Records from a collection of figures
┄┄┄┄┄┄┄┄┄┄┄┄┄┄┄┄┄┄┄┄
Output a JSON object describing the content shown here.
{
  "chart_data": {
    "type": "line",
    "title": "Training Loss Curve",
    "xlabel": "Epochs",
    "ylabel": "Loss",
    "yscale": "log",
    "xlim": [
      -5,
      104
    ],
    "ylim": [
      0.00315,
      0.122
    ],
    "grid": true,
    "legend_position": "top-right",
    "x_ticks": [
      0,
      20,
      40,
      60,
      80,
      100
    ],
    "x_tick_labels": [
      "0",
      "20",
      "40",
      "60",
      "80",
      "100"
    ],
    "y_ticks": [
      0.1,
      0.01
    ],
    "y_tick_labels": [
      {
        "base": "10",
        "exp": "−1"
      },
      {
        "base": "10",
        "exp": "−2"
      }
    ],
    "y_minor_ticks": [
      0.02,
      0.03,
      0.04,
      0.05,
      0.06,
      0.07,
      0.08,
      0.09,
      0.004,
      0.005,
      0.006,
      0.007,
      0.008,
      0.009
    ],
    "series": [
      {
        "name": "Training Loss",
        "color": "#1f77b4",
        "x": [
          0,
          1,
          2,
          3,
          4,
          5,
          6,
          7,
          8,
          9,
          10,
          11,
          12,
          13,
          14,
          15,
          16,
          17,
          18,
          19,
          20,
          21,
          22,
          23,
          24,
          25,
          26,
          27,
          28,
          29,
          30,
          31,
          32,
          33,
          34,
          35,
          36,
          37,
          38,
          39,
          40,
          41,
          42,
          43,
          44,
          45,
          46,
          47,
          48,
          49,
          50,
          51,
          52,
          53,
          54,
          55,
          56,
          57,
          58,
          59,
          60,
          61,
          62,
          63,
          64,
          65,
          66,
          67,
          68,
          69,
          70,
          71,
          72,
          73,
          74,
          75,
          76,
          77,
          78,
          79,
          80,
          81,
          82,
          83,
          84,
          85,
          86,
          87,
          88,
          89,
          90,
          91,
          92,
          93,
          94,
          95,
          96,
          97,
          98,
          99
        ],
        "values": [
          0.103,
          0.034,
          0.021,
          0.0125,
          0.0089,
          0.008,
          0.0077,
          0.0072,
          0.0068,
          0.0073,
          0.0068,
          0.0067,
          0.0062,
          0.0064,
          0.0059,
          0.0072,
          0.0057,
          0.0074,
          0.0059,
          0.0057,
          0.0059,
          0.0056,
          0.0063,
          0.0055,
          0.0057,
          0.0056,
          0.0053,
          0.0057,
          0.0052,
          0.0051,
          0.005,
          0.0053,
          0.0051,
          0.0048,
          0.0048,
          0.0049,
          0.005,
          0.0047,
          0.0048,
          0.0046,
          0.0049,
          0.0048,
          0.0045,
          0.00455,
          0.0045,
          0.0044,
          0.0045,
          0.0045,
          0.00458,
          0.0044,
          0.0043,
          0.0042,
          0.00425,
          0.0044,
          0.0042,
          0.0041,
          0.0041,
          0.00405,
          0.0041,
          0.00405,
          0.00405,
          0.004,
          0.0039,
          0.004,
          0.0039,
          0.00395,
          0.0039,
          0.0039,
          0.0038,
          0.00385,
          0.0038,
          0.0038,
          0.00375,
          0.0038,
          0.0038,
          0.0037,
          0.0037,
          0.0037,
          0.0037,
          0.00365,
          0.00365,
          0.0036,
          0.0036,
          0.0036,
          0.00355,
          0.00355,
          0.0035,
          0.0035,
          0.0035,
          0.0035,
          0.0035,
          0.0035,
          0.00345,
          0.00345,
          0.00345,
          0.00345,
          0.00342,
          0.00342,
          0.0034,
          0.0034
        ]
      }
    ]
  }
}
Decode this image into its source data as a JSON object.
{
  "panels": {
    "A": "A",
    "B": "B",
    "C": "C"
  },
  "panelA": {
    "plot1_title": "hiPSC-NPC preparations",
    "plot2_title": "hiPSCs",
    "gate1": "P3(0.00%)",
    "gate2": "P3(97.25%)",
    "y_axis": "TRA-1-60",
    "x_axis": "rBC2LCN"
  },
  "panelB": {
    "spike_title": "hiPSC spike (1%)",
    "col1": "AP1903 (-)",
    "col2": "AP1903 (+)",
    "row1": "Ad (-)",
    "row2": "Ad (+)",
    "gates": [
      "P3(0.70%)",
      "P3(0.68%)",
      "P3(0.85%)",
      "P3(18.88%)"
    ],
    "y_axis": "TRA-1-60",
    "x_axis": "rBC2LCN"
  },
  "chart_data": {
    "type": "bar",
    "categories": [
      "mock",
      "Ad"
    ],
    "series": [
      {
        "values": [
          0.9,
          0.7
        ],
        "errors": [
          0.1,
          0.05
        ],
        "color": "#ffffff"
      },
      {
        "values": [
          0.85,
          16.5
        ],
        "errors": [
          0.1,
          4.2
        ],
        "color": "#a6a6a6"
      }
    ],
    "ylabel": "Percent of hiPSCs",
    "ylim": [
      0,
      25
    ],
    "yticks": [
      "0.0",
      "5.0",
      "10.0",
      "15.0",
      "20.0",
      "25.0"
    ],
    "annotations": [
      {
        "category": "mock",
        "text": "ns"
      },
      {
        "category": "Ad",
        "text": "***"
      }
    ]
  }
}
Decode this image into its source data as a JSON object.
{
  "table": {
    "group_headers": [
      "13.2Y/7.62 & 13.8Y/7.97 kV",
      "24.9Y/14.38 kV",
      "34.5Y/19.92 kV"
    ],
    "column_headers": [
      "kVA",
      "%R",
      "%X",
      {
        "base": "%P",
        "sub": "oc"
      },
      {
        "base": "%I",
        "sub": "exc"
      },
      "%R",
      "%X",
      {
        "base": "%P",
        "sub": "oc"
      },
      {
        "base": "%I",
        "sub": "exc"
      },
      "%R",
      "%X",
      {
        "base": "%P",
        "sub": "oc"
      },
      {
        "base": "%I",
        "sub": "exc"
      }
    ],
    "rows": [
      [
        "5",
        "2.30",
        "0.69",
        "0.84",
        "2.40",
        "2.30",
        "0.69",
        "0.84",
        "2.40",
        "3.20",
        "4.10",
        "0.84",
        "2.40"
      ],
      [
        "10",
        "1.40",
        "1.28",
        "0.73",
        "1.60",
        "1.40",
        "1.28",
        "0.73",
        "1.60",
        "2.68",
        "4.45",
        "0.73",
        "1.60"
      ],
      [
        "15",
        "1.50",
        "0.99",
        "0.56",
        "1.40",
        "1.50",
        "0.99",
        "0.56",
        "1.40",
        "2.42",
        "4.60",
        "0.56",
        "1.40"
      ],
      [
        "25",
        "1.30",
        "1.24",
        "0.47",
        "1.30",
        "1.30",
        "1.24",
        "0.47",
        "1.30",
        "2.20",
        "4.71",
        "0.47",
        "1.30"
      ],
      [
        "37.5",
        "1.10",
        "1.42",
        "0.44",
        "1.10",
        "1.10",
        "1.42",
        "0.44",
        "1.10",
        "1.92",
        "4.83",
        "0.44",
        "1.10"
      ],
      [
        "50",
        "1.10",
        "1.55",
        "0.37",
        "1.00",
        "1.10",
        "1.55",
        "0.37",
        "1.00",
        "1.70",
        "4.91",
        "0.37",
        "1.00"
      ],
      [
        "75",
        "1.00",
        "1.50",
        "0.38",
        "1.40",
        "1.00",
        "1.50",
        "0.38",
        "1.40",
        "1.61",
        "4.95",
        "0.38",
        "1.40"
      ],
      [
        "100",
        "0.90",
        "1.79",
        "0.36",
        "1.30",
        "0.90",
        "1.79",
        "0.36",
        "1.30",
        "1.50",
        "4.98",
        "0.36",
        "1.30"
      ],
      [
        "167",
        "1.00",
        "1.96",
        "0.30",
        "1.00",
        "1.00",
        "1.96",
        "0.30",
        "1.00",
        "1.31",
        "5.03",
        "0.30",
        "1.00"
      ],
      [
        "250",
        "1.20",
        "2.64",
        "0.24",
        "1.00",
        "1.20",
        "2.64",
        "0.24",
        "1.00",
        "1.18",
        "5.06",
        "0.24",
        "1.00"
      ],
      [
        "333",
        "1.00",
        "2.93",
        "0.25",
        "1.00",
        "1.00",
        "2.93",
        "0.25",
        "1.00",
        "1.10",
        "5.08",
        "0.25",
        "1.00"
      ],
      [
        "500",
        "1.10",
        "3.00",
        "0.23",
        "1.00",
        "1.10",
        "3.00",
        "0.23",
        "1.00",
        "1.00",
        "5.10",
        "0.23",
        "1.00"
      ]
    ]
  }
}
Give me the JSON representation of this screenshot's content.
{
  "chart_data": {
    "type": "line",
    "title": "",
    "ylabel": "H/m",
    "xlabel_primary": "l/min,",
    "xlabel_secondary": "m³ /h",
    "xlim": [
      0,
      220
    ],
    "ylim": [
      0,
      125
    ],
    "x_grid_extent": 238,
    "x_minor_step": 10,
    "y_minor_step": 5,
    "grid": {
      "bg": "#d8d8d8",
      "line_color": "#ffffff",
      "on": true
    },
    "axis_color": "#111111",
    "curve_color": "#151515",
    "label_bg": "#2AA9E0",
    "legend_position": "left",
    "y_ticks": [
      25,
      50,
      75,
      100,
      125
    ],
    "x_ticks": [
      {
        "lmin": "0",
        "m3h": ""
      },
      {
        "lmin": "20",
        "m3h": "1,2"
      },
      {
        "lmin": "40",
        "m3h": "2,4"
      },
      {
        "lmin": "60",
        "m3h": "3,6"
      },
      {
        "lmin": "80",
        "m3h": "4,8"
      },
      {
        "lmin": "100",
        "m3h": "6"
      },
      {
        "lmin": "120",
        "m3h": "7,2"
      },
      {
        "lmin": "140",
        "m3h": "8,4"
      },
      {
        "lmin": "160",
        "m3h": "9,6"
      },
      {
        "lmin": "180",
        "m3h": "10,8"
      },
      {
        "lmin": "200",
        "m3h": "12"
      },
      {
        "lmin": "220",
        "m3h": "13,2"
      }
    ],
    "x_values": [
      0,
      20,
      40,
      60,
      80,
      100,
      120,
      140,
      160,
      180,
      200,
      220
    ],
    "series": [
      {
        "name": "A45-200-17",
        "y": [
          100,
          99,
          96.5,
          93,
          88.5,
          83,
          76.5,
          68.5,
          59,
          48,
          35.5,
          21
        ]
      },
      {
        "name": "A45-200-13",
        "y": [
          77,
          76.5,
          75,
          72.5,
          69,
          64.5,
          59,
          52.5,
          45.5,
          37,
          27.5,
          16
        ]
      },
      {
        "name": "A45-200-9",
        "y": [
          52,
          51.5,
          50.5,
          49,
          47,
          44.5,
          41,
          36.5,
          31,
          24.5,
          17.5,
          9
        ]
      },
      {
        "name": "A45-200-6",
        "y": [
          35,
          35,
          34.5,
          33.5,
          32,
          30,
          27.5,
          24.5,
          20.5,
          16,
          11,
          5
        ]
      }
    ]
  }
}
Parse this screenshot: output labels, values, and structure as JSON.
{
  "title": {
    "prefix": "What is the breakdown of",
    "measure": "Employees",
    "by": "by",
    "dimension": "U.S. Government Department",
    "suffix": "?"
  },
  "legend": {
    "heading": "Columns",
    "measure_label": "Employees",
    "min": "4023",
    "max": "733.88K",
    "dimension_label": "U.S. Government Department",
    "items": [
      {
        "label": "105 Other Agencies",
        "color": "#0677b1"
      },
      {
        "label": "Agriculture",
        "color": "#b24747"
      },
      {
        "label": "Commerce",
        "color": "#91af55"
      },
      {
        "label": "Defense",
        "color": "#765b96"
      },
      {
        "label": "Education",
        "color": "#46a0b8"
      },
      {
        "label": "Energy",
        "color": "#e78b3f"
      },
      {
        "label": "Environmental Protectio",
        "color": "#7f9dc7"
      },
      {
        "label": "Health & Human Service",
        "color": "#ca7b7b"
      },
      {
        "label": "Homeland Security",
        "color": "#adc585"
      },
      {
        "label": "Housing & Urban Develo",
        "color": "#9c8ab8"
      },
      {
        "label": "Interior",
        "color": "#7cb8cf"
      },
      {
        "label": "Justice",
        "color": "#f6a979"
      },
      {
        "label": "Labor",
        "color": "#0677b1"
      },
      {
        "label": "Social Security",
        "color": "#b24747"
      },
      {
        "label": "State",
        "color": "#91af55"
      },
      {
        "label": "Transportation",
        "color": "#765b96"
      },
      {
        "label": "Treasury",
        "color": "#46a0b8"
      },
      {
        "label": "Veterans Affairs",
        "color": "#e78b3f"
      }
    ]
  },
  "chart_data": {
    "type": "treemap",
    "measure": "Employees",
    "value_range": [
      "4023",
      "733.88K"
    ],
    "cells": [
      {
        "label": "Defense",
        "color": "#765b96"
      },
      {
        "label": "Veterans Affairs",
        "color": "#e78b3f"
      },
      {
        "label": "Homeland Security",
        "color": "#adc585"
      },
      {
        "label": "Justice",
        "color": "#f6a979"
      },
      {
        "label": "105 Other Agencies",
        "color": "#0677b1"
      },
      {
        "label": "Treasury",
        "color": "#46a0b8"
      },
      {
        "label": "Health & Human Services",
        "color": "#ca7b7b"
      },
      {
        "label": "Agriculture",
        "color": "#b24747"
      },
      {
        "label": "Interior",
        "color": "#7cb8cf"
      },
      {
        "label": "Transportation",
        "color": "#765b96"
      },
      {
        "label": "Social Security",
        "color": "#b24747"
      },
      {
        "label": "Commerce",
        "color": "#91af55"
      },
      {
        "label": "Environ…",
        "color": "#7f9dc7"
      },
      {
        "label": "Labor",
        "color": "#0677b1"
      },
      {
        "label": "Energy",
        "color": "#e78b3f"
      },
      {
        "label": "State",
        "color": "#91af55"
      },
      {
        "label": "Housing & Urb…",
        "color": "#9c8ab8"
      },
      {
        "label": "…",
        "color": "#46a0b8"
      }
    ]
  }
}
┄┄┄┄┄┄┄┄┄┄┄┄┄┄┄┄┄┄┄┄
### GIVEN PROBLEM
Report only the number of lines in the records that include the word "type".

### OUTPUT
4